Could you give the entries back exactly as they stand, minus any pictures?

========================================================================

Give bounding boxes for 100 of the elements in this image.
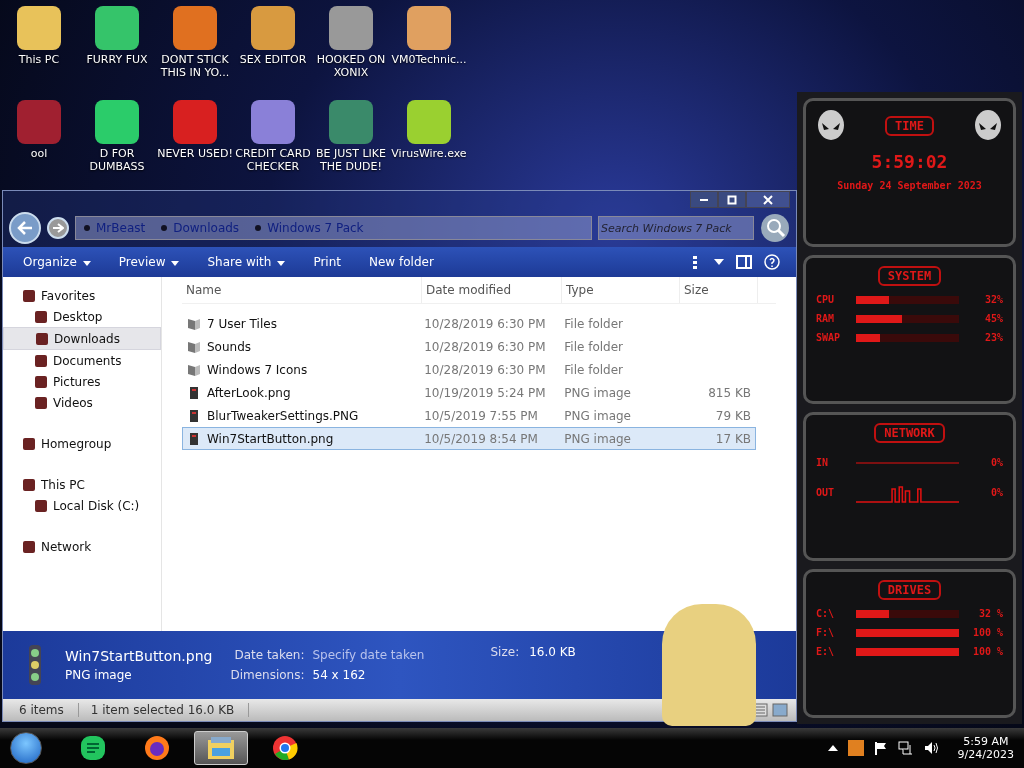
toolbar-button[interactable]: Organize [19, 253, 95, 271]
metric-value: 0% [989, 486, 1003, 498]
app-icon[interactable] [407, 100, 451, 144]
back-button[interactable] [9, 212, 41, 244]
metric-value: 100 % [971, 646, 1003, 657]
app-icon[interactable] [95, 100, 139, 144]
date-text: Sunday 24 September 2023 [837, 180, 982, 191]
nav-item[interactable]: This PC [3, 474, 161, 495]
forward-button[interactable] [47, 217, 69, 239]
app-icon[interactable] [251, 100, 295, 144]
file-row[interactable]: 7 User Tiles 10/28/2019 6:30 PM File folder [182, 312, 756, 335]
metric-value: 32% [983, 294, 1003, 305]
field-label: Size: [490, 645, 520, 659]
nav-item[interactable]: Videos [3, 392, 161, 413]
file-name: 7 User Tiles [207, 316, 277, 331]
maximize-button[interactable] [718, 191, 746, 208]
metric-label: SWAP [816, 332, 842, 343]
nav-item[interactable]: Network [3, 536, 161, 557]
column-header[interactable]: Type [562, 277, 680, 303]
icon-label[interactable]: This PC [1, 54, 77, 67]
clock-text: 5:59:02 [871, 151, 948, 172]
show-hidden-icons-icon[interactable] [827, 745, 838, 751]
date-taken-field[interactable]: Specify date taken [312, 648, 473, 662]
size-cell: 815 KB [708, 385, 751, 400]
toolbar-button[interactable]: Print [309, 253, 345, 271]
icon-label[interactable]: SEX EDITOR [235, 54, 311, 67]
icon-label[interactable]: VirusWire.exe [391, 148, 467, 161]
metric-value: 32 % [977, 608, 1003, 619]
type-cell-text: File folder [563, 362, 625, 377]
file-name: AfterLook.png [207, 385, 291, 400]
icon-label[interactable]: ool [1, 148, 77, 161]
notes-app-icon [80, 735, 106, 761]
nav-item[interactable]: Desktop [3, 306, 161, 327]
field-label: Dimensions: [230, 668, 305, 682]
file-row[interactable]: Sounds 10/28/2019 6:30 PM File folder [182, 335, 756, 358]
icon-label[interactable]: FURRY FUX [79, 54, 155, 67]
status-text: 6 items [11, 703, 79, 717]
file-row[interactable]: Windows 7 Icons 10/28/2019 6:30 PM File folder [182, 358, 756, 381]
thumbnail-view-icon[interactable] [772, 703, 788, 717]
file-row[interactable]: BlurTweakerSettings.PNG 10/5/2019 7:55 PM PNG image 79 KB [182, 404, 756, 427]
file-row[interactable]: Win7StartButton.png 10/5/2019 8:54 PM PNG image 17 KB [182, 427, 756, 450]
icon-label[interactable]: D FOR DUMBASS [79, 148, 155, 174]
file-row[interactable]: AfterLook.png 10/19/2019 5:24 PM PNG image 815 KB [182, 381, 756, 404]
icon-label[interactable]: VM0Technic... [391, 54, 467, 67]
file-name: Win7StartButton.png [207, 431, 334, 446]
search-field[interactable]: Search Windows 7 Pack [598, 216, 754, 240]
drive-label: E:\ [816, 646, 836, 657]
icon-label[interactable]: CREDIT CARD CHECKER [235, 148, 311, 174]
toolbar-button[interactable]: Share with [203, 253, 290, 271]
app-icon[interactable] [95, 6, 139, 50]
dropdown-icon[interactable] [714, 259, 724, 265]
app-icon[interactable] [407, 6, 451, 50]
icon-label[interactable]: HOOKED ON XONIX [313, 54, 389, 80]
app-icon[interactable] [173, 6, 217, 50]
metric-value: 100 % [971, 627, 1003, 638]
toolbar-button[interactable]: New folder [365, 253, 438, 271]
app-icon[interactable] [251, 6, 295, 50]
file-type: PNG image [65, 668, 133, 682]
volume-icon[interactable] [923, 741, 940, 755]
help-icon[interactable] [764, 254, 780, 270]
type-cell-text: PNG image [563, 408, 632, 423]
column-header[interactable]: Size [680, 277, 758, 303]
close-button[interactable] [746, 191, 790, 208]
nav-item[interactable]: Downloads [3, 327, 161, 350]
tray-time[interactable]: 5:59 AM [963, 735, 1009, 748]
app-icon[interactable] [329, 6, 373, 50]
start-button[interactable] [10, 732, 42, 764]
minimize-button[interactable] [690, 191, 718, 208]
date-cell-text: 10/28/2019 6:30 PM [423, 339, 547, 354]
icon-label[interactable]: BE JUST LIKE THE DUDE! [313, 148, 389, 174]
column-header[interactable]: Date modified [422, 277, 562, 303]
nav-item[interactable]: Local Disk (C:) [3, 495, 161, 516]
field-label: Date taken: [233, 648, 305, 662]
type-cell-text: File folder [563, 316, 625, 331]
firefox-icon [144, 735, 170, 761]
search-icon[interactable] [760, 213, 790, 243]
folder-icon [187, 339, 201, 354]
metric-label: CPU [816, 294, 836, 305]
metric-label: RAM [816, 313, 836, 324]
preview-pane-icon[interactable] [736, 255, 752, 269]
nav-item[interactable]: Favorites [3, 285, 161, 306]
column-header[interactable]: Name [182, 277, 422, 303]
nav-item[interactable]: Documents [3, 350, 161, 371]
file-name: Win7StartButton.png [65, 648, 213, 664]
icon-label[interactable]: DONT STICK THIS IN YO... [157, 54, 233, 80]
date-cell-text: 10/28/2019 6:30 PM [423, 316, 547, 331]
tray-date[interactable]: 9/24/2023 [957, 748, 1014, 761]
file-name: BlurTweakerSettings.PNG [207, 408, 359, 423]
metric-value: 45% [983, 313, 1003, 324]
toolbar-button[interactable]: Preview [114, 253, 184, 271]
tray-app-icon[interactable] [847, 740, 864, 756]
type-cell-text: PNG image [563, 385, 632, 400]
icon-label[interactable]: NEVER USED! [157, 148, 233, 161]
nav-item[interactable]: Pictures [3, 371, 161, 392]
app-icon[interactable] [17, 6, 61, 50]
flag-icon[interactable] [873, 741, 888, 755]
date-cell-text: 10/5/2019 7:55 PM [423, 408, 539, 423]
nav-item[interactable]: Homegroup [3, 433, 161, 454]
network-icon[interactable] [897, 741, 914, 755]
file-icon [187, 408, 201, 423]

========================================================================

-- OUTPUT OF THE TASK --
Give bounding boxes for 100 of the elements in this image.
toolbar-button[interactable]: Organize [19, 253, 95, 271]
metric-value: 0% [989, 486, 1003, 498]
app-icon[interactable] [407, 100, 451, 144]
back-button[interactable] [9, 212, 41, 244]
metric-value: 100 % [971, 646, 1003, 657]
app-icon[interactable] [95, 100, 139, 144]
date-text: Sunday 24 September 2023 [837, 180, 982, 191]
nav-item[interactable]: This PC [3, 474, 161, 495]
forward-button[interactable] [47, 217, 69, 239]
app-icon[interactable] [251, 100, 295, 144]
file-row[interactable]: 7 User Tiles 10/28/2019 6:30 PM File folder [182, 312, 756, 335]
metric-value: 32% [983, 294, 1003, 305]
field-label: Size: [490, 645, 520, 659]
nav-item[interactable]: Videos [3, 392, 161, 413]
file-name: 7 User Tiles [207, 316, 277, 331]
maximize-button[interactable] [718, 191, 746, 208]
metric-label: SWAP [816, 332, 842, 343]
nav-item[interactable]: Network [3, 536, 161, 557]
column-header[interactable]: Type [562, 277, 680, 303]
icon-label[interactable]: This PC [1, 54, 77, 67]
clock-text: 5:59:02 [871, 151, 948, 172]
show-hidden-icons-icon[interactable] [827, 745, 838, 751]
date-taken-field[interactable]: Specify date taken [312, 648, 473, 662]
size-cell: 815 KB [708, 385, 751, 400]
toolbar-button[interactable]: Print [309, 253, 345, 271]
icon-label[interactable]: SEX EDITOR [235, 54, 311, 67]
icon-label[interactable]: VirusWire.exe [391, 148, 467, 161]
metric-value: 32 % [977, 608, 1003, 619]
type-cell-text: File folder [563, 362, 625, 377]
file-name: AfterLook.png [207, 385, 291, 400]
icon-label[interactable]: ool [1, 148, 77, 161]
notes-app-icon [80, 735, 106, 761]
nav-item[interactable]: Desktop [3, 306, 161, 327]
field-label: Dimensions: [230, 668, 305, 682]
file-row[interactable]: Sounds 10/28/2019 6:30 PM File folder [182, 335, 756, 358]
icon-label[interactable]: FURRY FUX [79, 54, 155, 67]
status-text: 6 items [11, 703, 79, 717]
file-row[interactable]: Windows 7 Icons 10/28/2019 6:30 PM File folder [182, 358, 756, 381]
thumbnail-view-icon[interactable] [772, 703, 788, 717]
file-row[interactable]: BlurTweakerSettings.PNG 10/5/2019 7:55 PM PNG image 79 KB [182, 404, 756, 427]
file-row[interactable]: Win7StartButton.png 10/5/2019 8:54 PM PNG image 17 KB [182, 427, 756, 450]
icon-label[interactable]: D FOR DUMBASS [79, 148, 155, 174]
file-row[interactable]: AfterLook.png 10/19/2019 5:24 PM PNG image 815 KB [182, 381, 756, 404]
icon-label[interactable]: VM0Technic... [391, 54, 467, 67]
file-name: Win7StartButton.png [207, 431, 334, 446]
search-field[interactable]: Search Windows 7 Pack [598, 216, 754, 240]
drive-label: E:\ [816, 646, 836, 657]
icon-label[interactable]: CREDIT CARD CHECKER [235, 148, 311, 174]
toolbar-button[interactable]: Share with [203, 253, 290, 271]
app-icon[interactable] [95, 6, 139, 50]
dropdown-icon[interactable] [714, 259, 724, 265]
app-icon[interactable] [407, 6, 451, 50]
icon-label[interactable]: HOOKED ON XONIX [313, 54, 389, 80]
app-icon[interactable] [173, 6, 217, 50]
metric-value: 100 % [971, 627, 1003, 638]
toolbar-button[interactable]: New folder [365, 253, 438, 271]
app-icon[interactable] [251, 6, 295, 50]
file-type: PNG image [65, 668, 133, 682]
volume-icon[interactable] [923, 741, 940, 755]
help-icon[interactable] [764, 254, 780, 270]
type-cell-text: PNG image [563, 408, 632, 423]
column-header[interactable]: Size [680, 277, 758, 303]
close-button[interactable] [746, 191, 790, 208]
nav-item[interactable]: Downloads [3, 327, 161, 350]
tray-time[interactable]: 5:59 AM [963, 735, 1009, 748]
app-icon[interactable] [329, 6, 373, 50]
start-button[interactable] [10, 732, 42, 764]
minimize-button[interactable] [690, 191, 718, 208]
date-cell-text: 10/28/2019 6:30 PM [423, 339, 547, 354]
icon-label[interactable]: BE JUST LIKE THE DUDE! [313, 148, 389, 174]
column-header[interactable]: Date modified [422, 277, 562, 303]
nav-item[interactable]: Local Disk (C:) [3, 495, 161, 516]
field-label: Date taken: [233, 648, 305, 662]
type-cell-text: File folder [563, 316, 625, 331]
firefox-icon [144, 735, 170, 761]
search-icon[interactable] [760, 213, 790, 243]
folder-icon [187, 339, 201, 354]
metric-label: CPU [816, 294, 836, 305]
metric-label: RAM [816, 313, 836, 324]
preview-pane-icon[interactable] [736, 255, 752, 269]
nav-item[interactable]: Favorites [3, 285, 161, 306]
column-header[interactable]: Name [182, 277, 422, 303]
nav-item[interactable]: Documents [3, 350, 161, 371]
file-name: Win7StartButton.png [65, 648, 213, 664]
icon-label[interactable]: DONT STICK THIS IN YO... [157, 54, 233, 80]
date-cell-text: 10/28/2019 6:30 PM [423, 316, 547, 331]
tray-date[interactable]: 9/24/2023 [957, 748, 1014, 761]
file-name: BlurTweakerSettings.PNG [207, 408, 359, 423]
metric-value: 45% [983, 313, 1003, 324]
toolbar-button[interactable]: Preview [114, 253, 184, 271]
tray-app-icon[interactable] [847, 740, 864, 756]
type-cell-text: PNG image [563, 385, 632, 400]
icon-label[interactable]: NEVER USED! [157, 148, 233, 161]
nav-item[interactable]: Pictures [3, 371, 161, 392]
app-icon[interactable] [17, 6, 61, 50]
flag-icon[interactable] [873, 741, 888, 755]
date-cell-text: 10/5/2019 7:55 PM [423, 408, 539, 423]
nav-item[interactable]: Homegroup [3, 433, 161, 454]
network-icon[interactable] [897, 741, 914, 755]
file-icon [187, 408, 201, 423]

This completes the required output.